# SHORT EXERCISE:
Using the listing below, copy every line that mentions "cdot".

# MATERIAL PROVIDED:

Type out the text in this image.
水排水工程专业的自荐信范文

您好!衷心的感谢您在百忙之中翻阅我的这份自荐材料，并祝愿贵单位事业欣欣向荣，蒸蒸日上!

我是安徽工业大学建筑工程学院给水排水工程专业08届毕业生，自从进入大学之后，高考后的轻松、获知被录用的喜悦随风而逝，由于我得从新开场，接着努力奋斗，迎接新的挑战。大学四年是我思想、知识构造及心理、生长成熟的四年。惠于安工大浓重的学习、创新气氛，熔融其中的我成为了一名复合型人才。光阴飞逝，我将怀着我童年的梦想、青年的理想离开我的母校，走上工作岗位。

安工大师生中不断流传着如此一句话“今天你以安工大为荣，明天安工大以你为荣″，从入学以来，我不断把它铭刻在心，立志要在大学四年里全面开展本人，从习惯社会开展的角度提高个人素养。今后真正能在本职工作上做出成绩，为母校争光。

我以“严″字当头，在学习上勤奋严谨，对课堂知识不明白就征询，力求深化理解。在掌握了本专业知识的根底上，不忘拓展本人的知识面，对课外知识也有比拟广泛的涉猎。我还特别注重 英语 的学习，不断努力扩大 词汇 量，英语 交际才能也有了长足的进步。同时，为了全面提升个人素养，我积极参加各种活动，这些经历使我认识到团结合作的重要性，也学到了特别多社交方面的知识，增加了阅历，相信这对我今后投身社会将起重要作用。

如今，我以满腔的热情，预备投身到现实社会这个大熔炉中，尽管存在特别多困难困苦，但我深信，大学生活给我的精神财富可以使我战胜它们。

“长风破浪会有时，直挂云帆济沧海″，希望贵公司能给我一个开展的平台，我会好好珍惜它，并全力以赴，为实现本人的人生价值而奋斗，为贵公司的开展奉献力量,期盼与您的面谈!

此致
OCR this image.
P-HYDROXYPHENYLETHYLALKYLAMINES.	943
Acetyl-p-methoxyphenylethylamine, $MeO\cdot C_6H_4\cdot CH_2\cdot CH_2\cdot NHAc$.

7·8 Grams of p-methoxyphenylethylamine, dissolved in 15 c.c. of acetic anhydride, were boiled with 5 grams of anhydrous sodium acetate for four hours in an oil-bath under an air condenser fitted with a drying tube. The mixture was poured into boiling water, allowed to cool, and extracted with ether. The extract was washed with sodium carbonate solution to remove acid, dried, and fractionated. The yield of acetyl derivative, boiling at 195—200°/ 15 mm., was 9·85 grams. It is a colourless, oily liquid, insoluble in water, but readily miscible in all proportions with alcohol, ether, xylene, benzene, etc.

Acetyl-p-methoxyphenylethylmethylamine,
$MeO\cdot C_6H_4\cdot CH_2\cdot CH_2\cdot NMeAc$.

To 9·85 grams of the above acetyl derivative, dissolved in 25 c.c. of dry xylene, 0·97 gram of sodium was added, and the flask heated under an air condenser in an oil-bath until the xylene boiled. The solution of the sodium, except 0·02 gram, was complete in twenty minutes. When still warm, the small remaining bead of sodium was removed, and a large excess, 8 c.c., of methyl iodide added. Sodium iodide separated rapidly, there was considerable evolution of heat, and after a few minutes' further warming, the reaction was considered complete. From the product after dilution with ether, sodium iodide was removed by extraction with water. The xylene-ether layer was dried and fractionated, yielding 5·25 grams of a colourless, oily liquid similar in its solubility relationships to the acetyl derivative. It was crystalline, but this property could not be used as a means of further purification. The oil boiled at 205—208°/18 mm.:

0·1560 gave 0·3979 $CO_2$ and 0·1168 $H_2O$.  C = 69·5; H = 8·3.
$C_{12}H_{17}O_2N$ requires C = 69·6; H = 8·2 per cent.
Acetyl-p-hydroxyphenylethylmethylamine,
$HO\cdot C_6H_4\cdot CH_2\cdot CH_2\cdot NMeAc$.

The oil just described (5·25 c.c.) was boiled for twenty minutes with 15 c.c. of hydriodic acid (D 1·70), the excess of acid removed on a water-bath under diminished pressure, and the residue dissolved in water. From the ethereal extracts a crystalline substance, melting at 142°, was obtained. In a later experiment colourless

# TASK SOLUTION:
Acetyl-p-methoxyphenylethylamine, $MeO\cdot C_6H_4\cdot CH_2\cdot CH_2\cdot NHAc$.
$MeO\cdot C_6H_4\cdot CH_2\cdot CH_2\cdot NMeAc$.
$HO\cdot C_6H_4\cdot CH_2\cdot CH_2\cdot NMeAc$.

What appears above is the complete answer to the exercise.